— begin Dataset records —

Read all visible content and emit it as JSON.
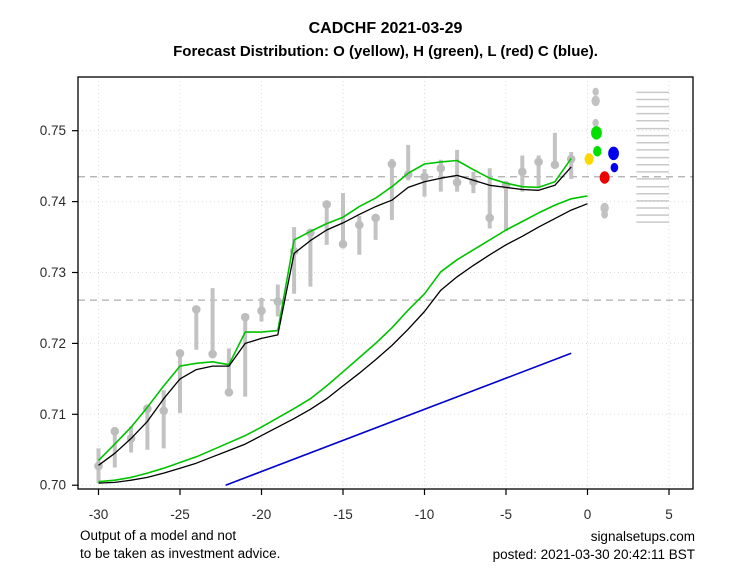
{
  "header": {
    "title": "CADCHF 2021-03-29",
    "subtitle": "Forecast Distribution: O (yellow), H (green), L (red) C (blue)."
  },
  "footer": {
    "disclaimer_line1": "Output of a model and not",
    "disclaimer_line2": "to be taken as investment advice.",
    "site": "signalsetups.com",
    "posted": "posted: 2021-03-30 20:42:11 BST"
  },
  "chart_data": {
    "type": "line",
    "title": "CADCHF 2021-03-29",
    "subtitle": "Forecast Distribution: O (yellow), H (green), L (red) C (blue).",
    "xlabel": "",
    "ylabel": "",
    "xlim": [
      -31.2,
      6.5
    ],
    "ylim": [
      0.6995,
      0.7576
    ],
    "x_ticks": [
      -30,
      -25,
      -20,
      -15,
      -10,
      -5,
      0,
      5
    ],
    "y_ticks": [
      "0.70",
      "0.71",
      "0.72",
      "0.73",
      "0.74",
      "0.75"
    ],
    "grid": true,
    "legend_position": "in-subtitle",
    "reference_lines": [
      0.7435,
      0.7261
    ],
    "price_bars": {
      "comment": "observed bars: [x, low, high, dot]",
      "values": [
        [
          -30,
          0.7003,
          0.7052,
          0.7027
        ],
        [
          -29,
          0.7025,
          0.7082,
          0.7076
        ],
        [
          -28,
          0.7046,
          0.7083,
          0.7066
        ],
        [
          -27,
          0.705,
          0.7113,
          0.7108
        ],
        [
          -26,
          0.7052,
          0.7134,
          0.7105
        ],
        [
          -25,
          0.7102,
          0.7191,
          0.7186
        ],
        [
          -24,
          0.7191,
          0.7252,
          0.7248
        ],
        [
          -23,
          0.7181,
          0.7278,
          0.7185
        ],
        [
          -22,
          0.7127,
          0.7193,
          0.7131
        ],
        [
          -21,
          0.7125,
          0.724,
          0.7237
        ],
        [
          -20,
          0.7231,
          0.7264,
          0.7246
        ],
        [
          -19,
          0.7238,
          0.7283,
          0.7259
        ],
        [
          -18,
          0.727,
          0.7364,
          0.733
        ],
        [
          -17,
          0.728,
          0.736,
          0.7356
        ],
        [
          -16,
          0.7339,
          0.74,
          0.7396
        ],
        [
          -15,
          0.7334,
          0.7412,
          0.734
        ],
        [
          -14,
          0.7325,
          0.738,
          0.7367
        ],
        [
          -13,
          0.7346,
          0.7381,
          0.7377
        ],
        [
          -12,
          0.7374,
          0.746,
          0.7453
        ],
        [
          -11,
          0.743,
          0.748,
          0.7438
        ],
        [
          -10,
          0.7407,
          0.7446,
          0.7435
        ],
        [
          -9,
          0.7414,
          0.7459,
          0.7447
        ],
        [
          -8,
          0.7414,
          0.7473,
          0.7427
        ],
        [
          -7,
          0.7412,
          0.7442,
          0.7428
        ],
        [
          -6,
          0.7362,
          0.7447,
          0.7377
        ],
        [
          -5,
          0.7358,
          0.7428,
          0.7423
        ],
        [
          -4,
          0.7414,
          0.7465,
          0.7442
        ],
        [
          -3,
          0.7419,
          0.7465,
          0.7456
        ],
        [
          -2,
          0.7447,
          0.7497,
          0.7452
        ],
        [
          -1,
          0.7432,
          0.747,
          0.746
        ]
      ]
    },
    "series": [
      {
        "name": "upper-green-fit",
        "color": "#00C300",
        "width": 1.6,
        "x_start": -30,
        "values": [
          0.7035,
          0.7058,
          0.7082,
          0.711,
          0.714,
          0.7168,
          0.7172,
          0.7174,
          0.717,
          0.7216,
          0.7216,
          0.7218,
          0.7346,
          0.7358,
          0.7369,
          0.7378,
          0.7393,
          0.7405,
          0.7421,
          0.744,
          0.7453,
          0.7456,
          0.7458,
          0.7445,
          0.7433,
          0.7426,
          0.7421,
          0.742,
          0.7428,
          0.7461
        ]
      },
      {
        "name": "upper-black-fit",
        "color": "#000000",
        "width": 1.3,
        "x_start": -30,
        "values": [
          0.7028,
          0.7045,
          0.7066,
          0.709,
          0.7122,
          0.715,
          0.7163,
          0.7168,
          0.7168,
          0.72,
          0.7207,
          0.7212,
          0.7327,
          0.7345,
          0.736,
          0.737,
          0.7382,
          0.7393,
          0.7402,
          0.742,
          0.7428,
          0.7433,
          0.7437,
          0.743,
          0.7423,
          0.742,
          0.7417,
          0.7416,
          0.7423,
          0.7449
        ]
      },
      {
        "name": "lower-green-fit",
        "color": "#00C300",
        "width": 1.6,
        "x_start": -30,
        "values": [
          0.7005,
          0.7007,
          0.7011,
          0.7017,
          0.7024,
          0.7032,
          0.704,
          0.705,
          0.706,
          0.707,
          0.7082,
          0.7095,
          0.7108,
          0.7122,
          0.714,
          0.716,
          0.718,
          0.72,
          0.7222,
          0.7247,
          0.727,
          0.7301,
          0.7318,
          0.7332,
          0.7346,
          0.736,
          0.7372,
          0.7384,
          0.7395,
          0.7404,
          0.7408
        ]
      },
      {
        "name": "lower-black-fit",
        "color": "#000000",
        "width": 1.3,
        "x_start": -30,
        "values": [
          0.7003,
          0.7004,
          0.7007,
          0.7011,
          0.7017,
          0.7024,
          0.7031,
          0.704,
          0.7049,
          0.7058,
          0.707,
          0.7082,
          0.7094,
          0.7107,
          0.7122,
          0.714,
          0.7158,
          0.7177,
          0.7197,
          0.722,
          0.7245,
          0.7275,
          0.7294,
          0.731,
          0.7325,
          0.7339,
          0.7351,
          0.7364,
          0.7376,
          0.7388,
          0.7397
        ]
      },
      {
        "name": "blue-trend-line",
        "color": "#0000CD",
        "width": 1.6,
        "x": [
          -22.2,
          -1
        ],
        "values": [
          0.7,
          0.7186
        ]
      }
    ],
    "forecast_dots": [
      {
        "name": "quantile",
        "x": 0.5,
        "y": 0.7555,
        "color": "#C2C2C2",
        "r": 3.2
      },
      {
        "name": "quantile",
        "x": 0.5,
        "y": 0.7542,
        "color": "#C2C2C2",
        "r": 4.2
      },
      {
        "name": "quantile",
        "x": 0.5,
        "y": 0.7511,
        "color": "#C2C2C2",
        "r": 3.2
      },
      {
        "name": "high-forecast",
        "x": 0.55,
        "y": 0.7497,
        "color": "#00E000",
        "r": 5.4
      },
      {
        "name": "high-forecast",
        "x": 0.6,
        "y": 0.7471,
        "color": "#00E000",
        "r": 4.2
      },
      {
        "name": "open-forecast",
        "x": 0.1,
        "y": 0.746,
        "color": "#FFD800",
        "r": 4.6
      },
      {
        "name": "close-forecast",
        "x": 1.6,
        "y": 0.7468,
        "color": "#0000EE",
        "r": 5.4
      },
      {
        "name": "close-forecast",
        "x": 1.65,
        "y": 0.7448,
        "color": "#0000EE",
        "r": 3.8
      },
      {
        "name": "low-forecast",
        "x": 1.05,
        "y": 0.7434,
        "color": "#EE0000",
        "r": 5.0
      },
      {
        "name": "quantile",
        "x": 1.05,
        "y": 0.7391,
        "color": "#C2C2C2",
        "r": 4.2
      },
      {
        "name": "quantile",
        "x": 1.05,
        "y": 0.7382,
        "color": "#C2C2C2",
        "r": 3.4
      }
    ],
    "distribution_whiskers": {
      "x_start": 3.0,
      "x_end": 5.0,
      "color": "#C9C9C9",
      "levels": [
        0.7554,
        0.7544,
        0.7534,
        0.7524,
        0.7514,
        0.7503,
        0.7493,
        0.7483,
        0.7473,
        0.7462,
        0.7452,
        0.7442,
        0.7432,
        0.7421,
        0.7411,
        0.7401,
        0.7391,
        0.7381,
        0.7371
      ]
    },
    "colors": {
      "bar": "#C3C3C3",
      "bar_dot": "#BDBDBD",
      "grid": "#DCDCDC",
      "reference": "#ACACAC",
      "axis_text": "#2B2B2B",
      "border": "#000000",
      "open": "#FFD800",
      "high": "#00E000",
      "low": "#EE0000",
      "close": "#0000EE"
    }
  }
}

— end Dataset records —

> _Stated goal_: Each line above that holds the string "lower" should be copied and shown.

> _Written answer_:
        "name": "lower-green-fit",
        "name": "lower-black-fit",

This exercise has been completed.